Document excerpt START

KK: And do you feel like you’re still a product of your environment?
VS: I do, but because I left, I see what my environment really is. I went on tour for a long time—that was the longest I’ve ever been away. When I came home, I looked around, and everything was fucking different. My perception had changed. I noticed that, especially in Long Beach because that’s the place I know, motherfuckers say it’s the ghetto; it’s this and that; it’s a bad place. But for the most part, it’s pretty fucking nice and quiet. Everywhere has its problems, but if you walk around like there’s a war going on, you’re going to treat it like it’s a war zone. That’s what we were doing, for no apparent reason. When I was able to escape for a little bit and go do something else with my life, I saw that it wasn’t that bad.
Everywhere has its problems, but if you walk
around like there’s a war going on,
you’re going to treat it like it’s a war zone.
— Vince Staples
KK: What other subjects interest you in your work?
VS: Uncertainty. I’m somebody who thinks too much. Uncertainty, for the most part, about women. I can’t escape them. Every single one of my songs is about girls—nine times out of 10, the same one. Even my most creative shit always comes back to the same point, because you are what you create. For the most part, I never had dreams when I was a kid. It was never, “I want to be this when I grow up.”
VS: I never thought that I was going to have a chance. It was going to be too late; something was going to happen that was going to keep me from reaching my full potential.

Document excerpt END
Data START

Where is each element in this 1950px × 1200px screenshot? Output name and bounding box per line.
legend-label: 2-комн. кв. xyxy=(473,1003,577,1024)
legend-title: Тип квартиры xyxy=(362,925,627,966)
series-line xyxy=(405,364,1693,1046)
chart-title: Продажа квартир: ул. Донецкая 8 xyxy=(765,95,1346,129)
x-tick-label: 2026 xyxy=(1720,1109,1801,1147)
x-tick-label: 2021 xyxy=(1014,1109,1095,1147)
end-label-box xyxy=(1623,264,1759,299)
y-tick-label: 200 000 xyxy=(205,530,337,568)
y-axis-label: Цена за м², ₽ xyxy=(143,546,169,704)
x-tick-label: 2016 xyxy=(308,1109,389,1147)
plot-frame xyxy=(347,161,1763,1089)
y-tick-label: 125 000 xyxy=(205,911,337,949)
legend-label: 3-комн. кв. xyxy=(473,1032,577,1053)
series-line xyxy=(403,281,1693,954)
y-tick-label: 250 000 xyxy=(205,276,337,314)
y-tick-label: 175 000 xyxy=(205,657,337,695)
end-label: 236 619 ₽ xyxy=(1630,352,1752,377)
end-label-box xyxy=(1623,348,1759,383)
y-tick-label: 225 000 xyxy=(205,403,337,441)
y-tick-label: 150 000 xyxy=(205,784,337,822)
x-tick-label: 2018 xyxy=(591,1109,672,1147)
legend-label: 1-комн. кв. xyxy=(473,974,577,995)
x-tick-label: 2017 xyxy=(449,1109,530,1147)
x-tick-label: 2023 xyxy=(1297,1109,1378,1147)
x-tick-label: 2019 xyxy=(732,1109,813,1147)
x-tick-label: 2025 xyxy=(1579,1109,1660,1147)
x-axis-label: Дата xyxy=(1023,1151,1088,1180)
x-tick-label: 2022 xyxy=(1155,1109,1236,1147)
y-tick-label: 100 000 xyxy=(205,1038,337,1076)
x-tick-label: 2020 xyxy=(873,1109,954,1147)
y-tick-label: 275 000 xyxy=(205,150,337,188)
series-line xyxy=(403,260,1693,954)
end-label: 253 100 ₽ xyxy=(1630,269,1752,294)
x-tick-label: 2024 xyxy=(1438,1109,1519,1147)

Data END

- Brief 1:
Answer these questions about the interview excerpt with Vince Staples:
(a) What place does Staples call "the place I know"?
(b) What subject does Staples name first when asked what other subjects interest him in his work?
(c) How often, by Staples's account, are his songs about the same girl?
- Brief 2: Continue the interview excerpt with Vince Staples from its final line.

- Final answer 1:
(a) Long Beach.
(b) Uncertainty.
(c) Nine times out of 10.

- Final answer 2:
KK: Do you think uncertainty is a common theme now because you’re actually doing what you never saw yourself doing? Is it somewhat of an internal battle?
VS: It is. The fact that your whole life is focused on something you could never have envisioned just shows that you don’t know if it’s going to end.
KK: Yeah, and that’s scary as hell.
VS: It is. No matter how successful you are, it reconfirms the fact that you don’t know what the fuck is going on or what the fuck you’re talking about.
KK: For me as an artist, one of the hardest questions you can get from someone is: How would you describe your music? You definitely make rap music, but the production style is varied. Is this purposeful?
VS: Up until 2014 when Hell Can Wait came out, I had never really made any music that I wanted to make. And even then, the only songs I really wanted to make were the Teyana Taylor song [“Limos”], “Blue Suede” and “Fire.” I didn’t want to make “65 Hunnid,” “Screen Door,” or “Feelin’ the Love”—I didn’t like the production style on those.
So that’s when I stopped caring. I told myself I couldn’t make music that I couldn’t listen to anymore. I had reached the point where I was going through a lot of shit in life—a lot of my family was incarcerated; I watched my cousin—my best friend for most of my life—die in the hospital then come back to life. After that I was like, “Fuck it, I’m going to do what I want because this doesn’t mean anything anyway.” That’s when I became successful. Sometimes it might not translate well, but it’s what I want to hear. I want to be able to listen to what I make.
I told myself I couldn’t make music that
I couldn’t listen to anymore.
— Vince Staples
KK: You just put out an EP—how do you know when it’s finished?
VS: I feel like it’s never done, so it’s usually when you don’t know what to do anymore or feel like it’s okay. You have to know when to let go.
KK: Do you agree with the doctrine of performing the “hits”? Or if you’re no longer connected to a song, do you feel that it’s still necessary to perform it?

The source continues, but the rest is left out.